Provided records>
+-------+

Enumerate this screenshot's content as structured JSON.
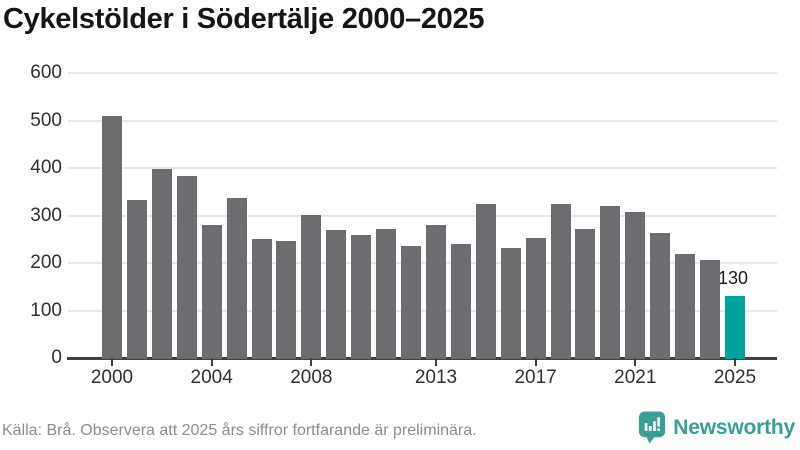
{
  "title": "Cykelstölder i Södertälje 2000–2025",
  "source_note": "Källa: Brå. Observera att 2025 års siffror fortfarande är preliminära.",
  "branding": {
    "wordmark": "Newsworthy",
    "icon": "newsworthy-speech-bubble-bar-chart-icon"
  },
  "colors": {
    "bar": "#6c6c71",
    "highlight": "#00a39b",
    "axis": "#404045",
    "gridline": "#e7e7e7",
    "title_text": "#161616",
    "axis_label": "#303030",
    "value_label": "#1b1b1b",
    "source_text": "#8c8c8c",
    "brand": "#399f96"
  },
  "chart_data": {
    "type": "bar",
    "title": "Cykelstölder i Södertälje 2000–2025",
    "x": [
      2000,
      2001,
      2002,
      2003,
      2004,
      2005,
      2006,
      2007,
      2008,
      2009,
      2010,
      2011,
      2012,
      2013,
      2014,
      2015,
      2016,
      2017,
      2018,
      2019,
      2020,
      2021,
      2022,
      2023,
      2024,
      2025
    ],
    "values": [
      510,
      332,
      398,
      383,
      280,
      337,
      250,
      246,
      301,
      269,
      258,
      271,
      236,
      281,
      241,
      325,
      231,
      253,
      325,
      271,
      320,
      307,
      263,
      219,
      206,
      130
    ],
    "highlight": {
      "index": 25,
      "year": 2025,
      "label": "130"
    },
    "xticks": [
      2000,
      2004,
      2008,
      2013,
      2017,
      2021,
      2025
    ],
    "yticks": [
      0,
      100,
      200,
      300,
      400,
      500,
      600
    ],
    "ylim": [
      0,
      600
    ],
    "grid": "horizontal-only",
    "legend": "none"
  }
}
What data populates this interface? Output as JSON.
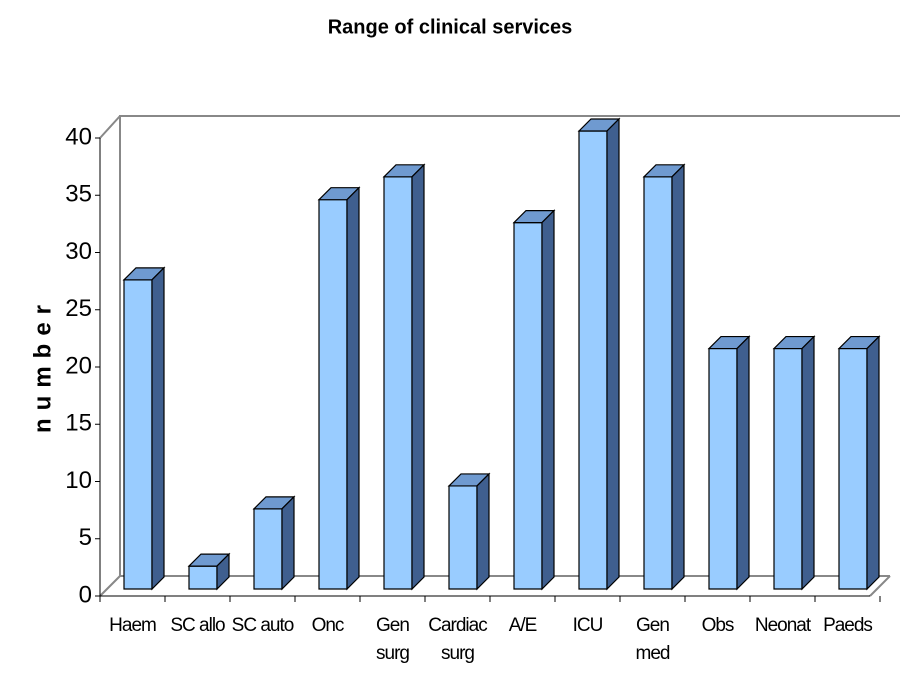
{
  "chart_data": {
    "type": "bar3d",
    "title": "Range of clinical services",
    "y_label": "number",
    "categories": [
      "Haem",
      "SC allo",
      "SC auto",
      "Onc",
      "Gen surg",
      "Cardiac surg",
      "A/E",
      "ICU",
      "Gen med",
      "Obs",
      "Neonat",
      "Paeds"
    ],
    "values": [
      27,
      2,
      7,
      34,
      36,
      9,
      32,
      40,
      36,
      21,
      21,
      21
    ],
    "color": "#99ccff",
    "ylim": [
      0,
      40
    ],
    "yticks": [
      0,
      5,
      10,
      15,
      20,
      25,
      30,
      35,
      40
    ],
    "grid": false
  }
}
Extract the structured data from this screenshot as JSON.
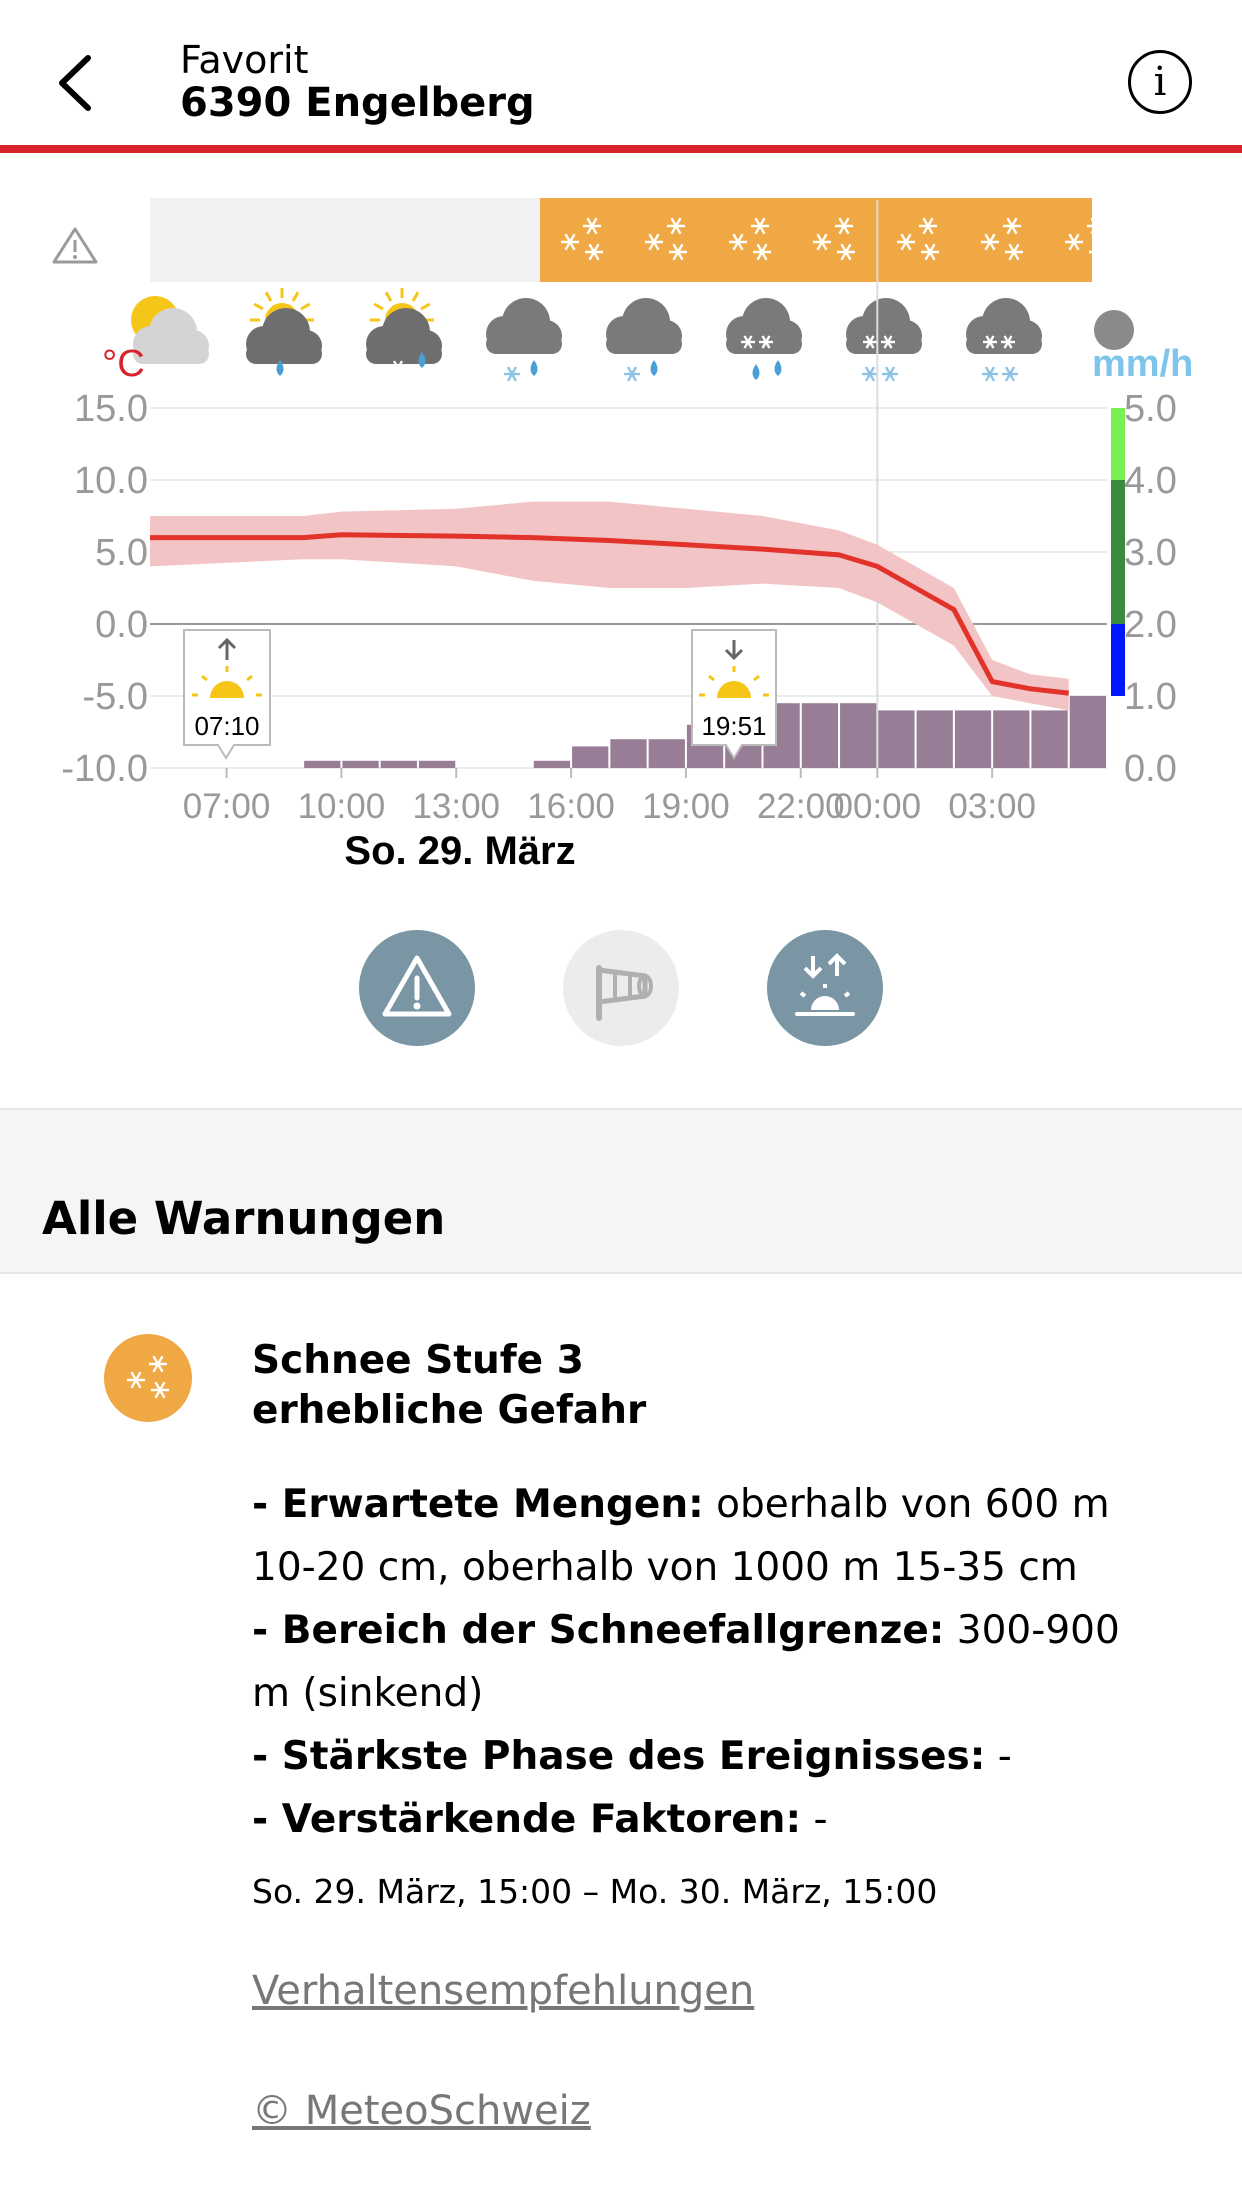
{
  "header": {
    "subtitle": "Favorit",
    "title": "6390 Engelberg"
  },
  "chart": {
    "temp_unit": "°C",
    "precip_unit": "mm/h",
    "date_label": "So. 29. März",
    "sunrise": "07:10",
    "sunset": "19:51",
    "warning_band": "snow",
    "weather_icons": [
      "sun-cloud-icon",
      "sun-cloud-rain-icon",
      "sun-cloud-snow-rain-icon",
      "cloud-snow-rain-icon",
      "cloud-snow-rain-icon",
      "cloud-snow-rain-heavy-icon",
      "cloud-snow-icon",
      "cloud-snow-icon",
      "cloud-partial-icon"
    ]
  },
  "chart_data": {
    "type": "line",
    "x_ticks": [
      "07:00",
      "10:00",
      "13:00",
      "16:00",
      "19:00",
      "22:00",
      "00:00",
      "03:00"
    ],
    "y_left_ticks": [
      "15.0",
      "10.0",
      "5.0",
      "0.0",
      "-5.0",
      "-10.0"
    ],
    "y_right_ticks": [
      "5.0",
      "4.0",
      "3.0",
      "2.0",
      "1.0",
      "0.0"
    ],
    "ylim_left": [
      -10,
      15
    ],
    "ylim_right": [
      0,
      5
    ],
    "temperature": [
      {
        "h": 5,
        "v": 6.0,
        "lo": 4.0,
        "hi": 7.5
      },
      {
        "h": 9,
        "v": 6.0,
        "lo": 4.5,
        "hi": 7.5
      },
      {
        "h": 10,
        "v": 6.2,
        "lo": 4.5,
        "hi": 7.8
      },
      {
        "h": 13,
        "v": 6.1,
        "lo": 4.0,
        "hi": 8.0
      },
      {
        "h": 15,
        "v": 6.0,
        "lo": 3.0,
        "hi": 8.5
      },
      {
        "h": 17,
        "v": 5.8,
        "lo": 2.5,
        "hi": 8.5
      },
      {
        "h": 19,
        "v": 5.5,
        "lo": 2.5,
        "hi": 8.0
      },
      {
        "h": 21,
        "v": 5.2,
        "lo": 2.8,
        "hi": 7.5
      },
      {
        "h": 23,
        "v": 4.8,
        "lo": 2.5,
        "hi": 6.5
      },
      {
        "h": 24,
        "v": 4.0,
        "lo": 1.5,
        "hi": 5.5
      },
      {
        "h": 25,
        "v": 2.5,
        "lo": 0.0,
        "hi": 4.0
      },
      {
        "h": 26,
        "v": 1.0,
        "lo": -1.5,
        "hi": 2.5
      },
      {
        "h": 27,
        "v": -4.0,
        "lo": -5.0,
        "hi": -2.5
      },
      {
        "h": 28,
        "v": -4.5,
        "lo": -5.5,
        "hi": -3.5
      },
      {
        "h": 29,
        "v": -4.8,
        "lo": -6.0,
        "hi": -3.8
      }
    ],
    "precipitation": [
      {
        "h": 9,
        "v": 0.1
      },
      {
        "h": 10,
        "v": 0.1
      },
      {
        "h": 11,
        "v": 0.1
      },
      {
        "h": 12,
        "v": 0.1
      },
      {
        "h": 15,
        "v": 0.1
      },
      {
        "h": 16,
        "v": 0.3
      },
      {
        "h": 17,
        "v": 0.4
      },
      {
        "h": 18,
        "v": 0.4
      },
      {
        "h": 19,
        "v": 0.6
      },
      {
        "h": 20,
        "v": 0.8
      },
      {
        "h": 21,
        "v": 0.9
      },
      {
        "h": 22,
        "v": 0.9
      },
      {
        "h": 23,
        "v": 0.9
      },
      {
        "h": 24,
        "v": 0.8
      },
      {
        "h": 25,
        "v": 0.8
      },
      {
        "h": 26,
        "v": 0.8
      },
      {
        "h": 27,
        "v": 0.8
      },
      {
        "h": 28,
        "v": 0.8
      },
      {
        "h": 29,
        "v": 1.0
      }
    ],
    "intensity_scale": [
      {
        "from": 0,
        "to": 1,
        "color": ""
      },
      {
        "from": 1,
        "to": 2,
        "color": "#0018ff"
      },
      {
        "from": 2,
        "to": 4,
        "color": "#3c8a3e"
      },
      {
        "from": 4,
        "to": 5,
        "color": "#79f052"
      }
    ]
  },
  "tabs": [
    {
      "name": "warnings-tab",
      "icon": "warning-icon",
      "active": true
    },
    {
      "name": "wind-tab",
      "icon": "windsock-icon",
      "active": false
    },
    {
      "name": "sun-tab",
      "icon": "sunrise-sunset-icon",
      "active": true
    }
  ],
  "section": {
    "title": "Alle Warnungen"
  },
  "warning": {
    "icon": "snowflakes-icon",
    "color": "#f0a844",
    "title_line1": "Schnee Stufe 3",
    "title_line2": "erhebliche Gefahr",
    "d1_label": "- Erwartete Mengen:",
    "d1_text": " oberhalb von 600 m 10-20 cm, oberhalb von 1000 m 15-35 cm",
    "d2_label": "- Bereich der Schneefallgrenze:",
    "d2_text": " 300-900 m (sinkend)",
    "d3_label": "- Stärkste Phase des Ereignisses:",
    "d3_text": " -",
    "d4_label": "- Verstärkende Faktoren:",
    "d4_text": " -",
    "date": "So. 29. März, 15:00 – Mo. 30. März, 15:00",
    "link": "Verhaltensempfehlungen",
    "copyright": "© MeteoSchweiz"
  }
}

+-------+

What you need to do>
From the data above, copy each line where the string "rain" appears.

Written response>
      "sun-cloud-rain-icon",
      "sun-cloud-snow-rain-icon",
      "cloud-snow-rain-icon",
      "cloud-snow-rain-icon",
      "cloud-snow-rain-heavy-icon",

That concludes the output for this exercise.